===== Record excerpts

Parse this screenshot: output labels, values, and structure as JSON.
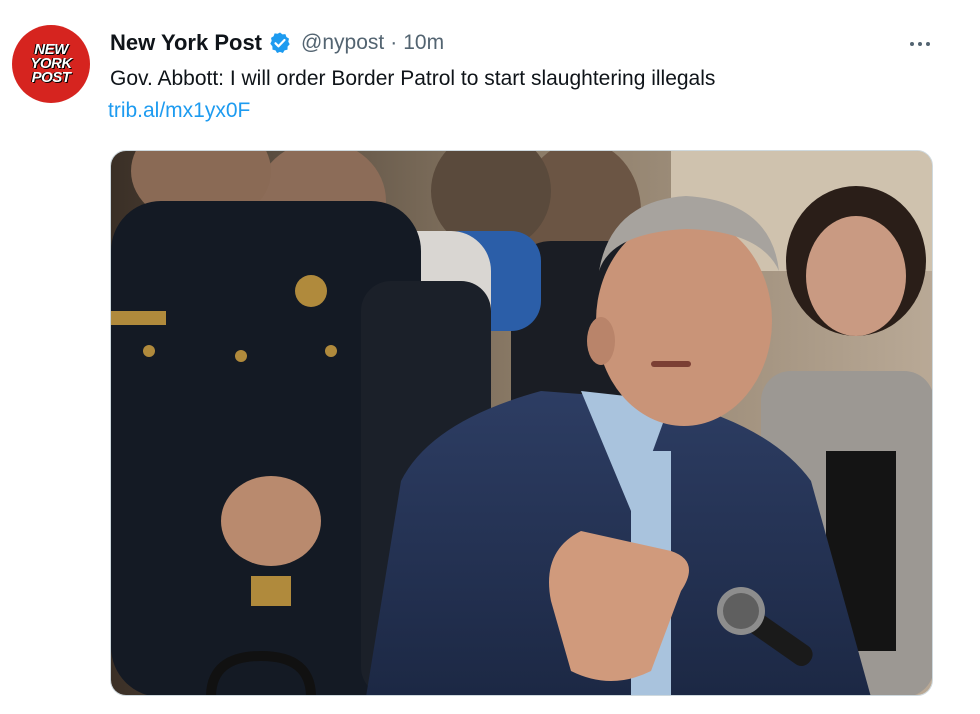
{
  "tweet": {
    "author_name": "New York Post",
    "author_handle": "@nypost",
    "separator": "·",
    "timestamp": "10m",
    "text": "Gov. Abbott: I will order Border Patrol to start slaughtering illegals",
    "link": "trib.al/mx1yx0F",
    "verified": true
  },
  "avatar": {
    "line1": "NEW",
    "line2": "YORK",
    "line3": "POST",
    "color": "#d6241f"
  },
  "icons": {
    "verified": "verified-badge-icon",
    "more": "more-options-icon"
  },
  "colors": {
    "link": "#1d9bf0",
    "secondary": "#536471",
    "verified": "#1d9bf0"
  }
}
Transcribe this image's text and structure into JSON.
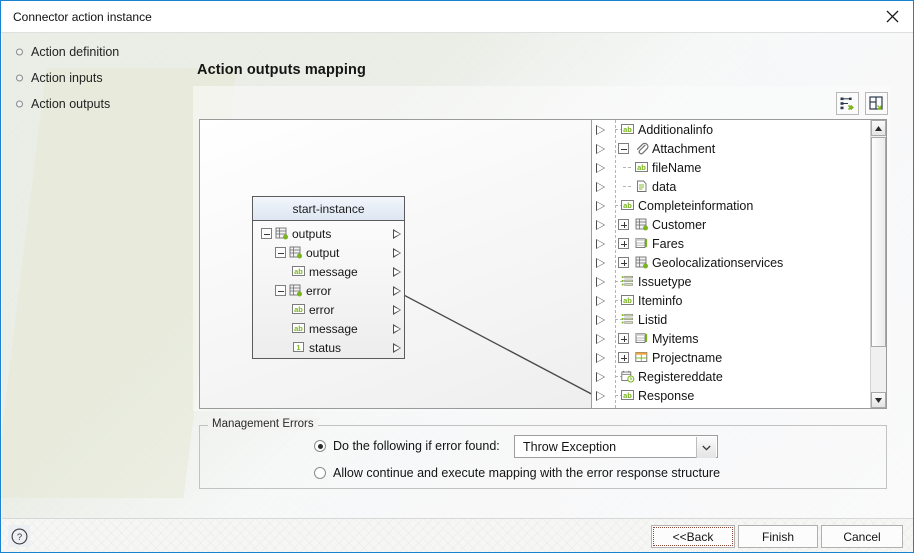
{
  "window": {
    "title": "Connector action instance",
    "close_icon": "close-icon"
  },
  "sidebar": {
    "items": [
      {
        "label": "Action definition"
      },
      {
        "label": "Action inputs"
      },
      {
        "label": "Action outputs"
      }
    ]
  },
  "page": {
    "heading": "Action outputs mapping"
  },
  "toolbar": {
    "buttons": [
      {
        "icon": "auto-map-icon",
        "tooltip": "Auto map"
      },
      {
        "icon": "layout-panels-icon",
        "tooltip": "Arrange panels"
      }
    ]
  },
  "source_node": {
    "title": "start-instance",
    "rows": [
      {
        "label": "outputs",
        "indent": 0,
        "toggle": "minus",
        "icon": "structure-icon"
      },
      {
        "label": "output",
        "indent": 1,
        "toggle": "minus",
        "icon": "structure-icon"
      },
      {
        "label": "message",
        "indent": 2,
        "toggle": "none",
        "icon": "string-icon"
      },
      {
        "label": "error",
        "indent": 1,
        "toggle": "minus",
        "icon": "structure-icon"
      },
      {
        "label": "error",
        "indent": 2,
        "toggle": "none",
        "icon": "string-icon"
      },
      {
        "label": "message",
        "indent": 2,
        "toggle": "none",
        "icon": "string-icon"
      },
      {
        "label": "status",
        "indent": 2,
        "toggle": "none",
        "icon": "number-icon"
      }
    ]
  },
  "target_tree": {
    "rows": [
      {
        "label": "Additionalinfo",
        "indent": 0,
        "toggle": "none",
        "icon": "string-icon"
      },
      {
        "label": "Attachment",
        "indent": 0,
        "toggle": "minus",
        "icon": "attachment-icon"
      },
      {
        "label": "fileName",
        "indent": 1,
        "toggle": "none",
        "icon": "string-icon"
      },
      {
        "label": "data",
        "indent": 1,
        "toggle": "none",
        "icon": "document-icon"
      },
      {
        "label": "Completeinformation",
        "indent": 0,
        "toggle": "none",
        "icon": "string-icon"
      },
      {
        "label": "Customer",
        "indent": 0,
        "toggle": "plus",
        "icon": "structure-icon"
      },
      {
        "label": "Fares",
        "indent": 0,
        "toggle": "plus",
        "icon": "table-icon"
      },
      {
        "label": "Geolocalizationservices",
        "indent": 0,
        "toggle": "plus",
        "icon": "structure-icon"
      },
      {
        "label": "Issuetype",
        "indent": 0,
        "toggle": "none",
        "icon": "list-icon"
      },
      {
        "label": "Iteminfo",
        "indent": 0,
        "toggle": "none",
        "icon": "string-icon"
      },
      {
        "label": "Listid",
        "indent": 0,
        "toggle": "none",
        "icon": "list-icon"
      },
      {
        "label": "Myitems",
        "indent": 0,
        "toggle": "plus",
        "icon": "table-icon"
      },
      {
        "label": "Projectname",
        "indent": 0,
        "toggle": "plus",
        "icon": "grid-icon"
      },
      {
        "label": "Registereddate",
        "indent": 0,
        "toggle": "none",
        "icon": "date-icon"
      },
      {
        "label": "Response",
        "indent": 0,
        "toggle": "none",
        "icon": "string-icon"
      }
    ]
  },
  "mapping": {
    "connections": [
      {
        "from": "message",
        "to": "Response"
      }
    ]
  },
  "management_errors": {
    "legend": "Management Errors",
    "option_error_found": "Do the following if error found:",
    "option_allow_continue": "Allow continue and execute mapping with the error response structure",
    "selected": "error_found",
    "action_select": {
      "value": "Throw Exception",
      "options": [
        "Throw Exception"
      ]
    }
  },
  "footer": {
    "help_icon": "help-icon",
    "back_label": "<<Back",
    "finish_label": "Finish",
    "cancel_label": "Cancel"
  },
  "colors": {
    "accent": "#1982d1",
    "node_header": "#dde6f2",
    "icon_green": "#7ab51d"
  }
}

==========

> _What to produce_: From the entries above, copy every line where the word "mapping" shows up.

> _Reply to the exercise_:
    "heading": "Action outputs mapping"
  "mapping": {
    "option_allow_continue": "Allow continue and execute mapping with the error response structure",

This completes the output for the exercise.